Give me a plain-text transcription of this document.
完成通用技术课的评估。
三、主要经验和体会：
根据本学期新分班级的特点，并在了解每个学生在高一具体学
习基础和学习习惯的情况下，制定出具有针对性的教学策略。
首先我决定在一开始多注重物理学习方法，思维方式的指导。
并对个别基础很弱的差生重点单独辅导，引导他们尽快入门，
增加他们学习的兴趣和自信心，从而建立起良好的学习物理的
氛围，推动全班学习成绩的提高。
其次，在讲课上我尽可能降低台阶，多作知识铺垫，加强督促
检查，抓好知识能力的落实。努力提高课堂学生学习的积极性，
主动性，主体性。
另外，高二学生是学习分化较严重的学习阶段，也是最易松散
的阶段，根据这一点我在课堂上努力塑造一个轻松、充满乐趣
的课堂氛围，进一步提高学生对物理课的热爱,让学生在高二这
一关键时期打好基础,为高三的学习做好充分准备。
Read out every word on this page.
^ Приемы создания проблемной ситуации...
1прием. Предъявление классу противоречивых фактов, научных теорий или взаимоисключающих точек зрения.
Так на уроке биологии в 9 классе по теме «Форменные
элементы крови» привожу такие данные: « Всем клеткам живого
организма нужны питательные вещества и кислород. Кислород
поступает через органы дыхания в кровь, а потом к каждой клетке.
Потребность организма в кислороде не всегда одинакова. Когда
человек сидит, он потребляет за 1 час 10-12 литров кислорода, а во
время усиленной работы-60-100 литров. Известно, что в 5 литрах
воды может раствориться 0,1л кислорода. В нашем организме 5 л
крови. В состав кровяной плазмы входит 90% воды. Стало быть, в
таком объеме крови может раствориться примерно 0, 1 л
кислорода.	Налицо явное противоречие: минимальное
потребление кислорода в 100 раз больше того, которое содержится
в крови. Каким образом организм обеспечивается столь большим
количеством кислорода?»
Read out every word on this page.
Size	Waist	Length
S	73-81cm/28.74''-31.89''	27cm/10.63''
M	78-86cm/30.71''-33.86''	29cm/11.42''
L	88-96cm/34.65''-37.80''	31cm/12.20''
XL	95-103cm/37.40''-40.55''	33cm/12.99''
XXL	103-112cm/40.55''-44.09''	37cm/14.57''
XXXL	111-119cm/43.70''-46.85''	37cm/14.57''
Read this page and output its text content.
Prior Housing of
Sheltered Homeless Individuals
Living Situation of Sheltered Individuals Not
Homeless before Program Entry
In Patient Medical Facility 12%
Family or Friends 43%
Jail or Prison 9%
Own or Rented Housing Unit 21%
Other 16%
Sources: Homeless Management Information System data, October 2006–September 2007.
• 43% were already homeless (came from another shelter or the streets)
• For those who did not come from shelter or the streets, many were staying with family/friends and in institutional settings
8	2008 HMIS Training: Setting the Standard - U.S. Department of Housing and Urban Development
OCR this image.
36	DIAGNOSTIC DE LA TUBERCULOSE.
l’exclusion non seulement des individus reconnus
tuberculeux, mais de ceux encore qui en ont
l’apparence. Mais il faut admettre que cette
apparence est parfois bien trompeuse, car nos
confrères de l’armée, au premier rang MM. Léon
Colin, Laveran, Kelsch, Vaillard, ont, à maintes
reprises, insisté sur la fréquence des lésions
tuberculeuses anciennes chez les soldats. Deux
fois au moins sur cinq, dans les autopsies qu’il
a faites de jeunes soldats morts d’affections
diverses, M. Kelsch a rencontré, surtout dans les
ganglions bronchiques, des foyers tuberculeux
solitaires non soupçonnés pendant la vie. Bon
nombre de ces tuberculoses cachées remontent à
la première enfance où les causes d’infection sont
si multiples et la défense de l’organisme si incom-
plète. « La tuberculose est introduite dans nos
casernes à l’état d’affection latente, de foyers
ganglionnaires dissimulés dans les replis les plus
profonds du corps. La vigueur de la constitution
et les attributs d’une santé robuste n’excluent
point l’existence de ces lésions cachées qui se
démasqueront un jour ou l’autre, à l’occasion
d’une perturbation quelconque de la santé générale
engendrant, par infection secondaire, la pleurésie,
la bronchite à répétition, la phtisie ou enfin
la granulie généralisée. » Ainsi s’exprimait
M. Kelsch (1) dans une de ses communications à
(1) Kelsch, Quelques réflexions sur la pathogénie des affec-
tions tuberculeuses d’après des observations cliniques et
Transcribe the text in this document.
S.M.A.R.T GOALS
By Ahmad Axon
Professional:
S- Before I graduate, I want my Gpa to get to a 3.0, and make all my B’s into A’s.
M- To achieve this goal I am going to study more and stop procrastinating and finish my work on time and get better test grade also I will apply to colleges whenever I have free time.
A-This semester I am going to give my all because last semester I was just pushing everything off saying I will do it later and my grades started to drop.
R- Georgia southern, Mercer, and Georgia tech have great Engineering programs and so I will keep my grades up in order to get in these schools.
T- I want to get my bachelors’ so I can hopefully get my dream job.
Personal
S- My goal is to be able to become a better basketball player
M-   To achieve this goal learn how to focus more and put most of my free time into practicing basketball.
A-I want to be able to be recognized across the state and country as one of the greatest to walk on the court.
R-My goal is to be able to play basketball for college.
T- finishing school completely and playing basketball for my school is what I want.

**Short problem:**
From the entries, report each line that includes the word "организма".

**Finished answer:**
организма нужны питательные вещества и кислород. Кислород
Потребность организма в кислороде не всегда одинакова. Когда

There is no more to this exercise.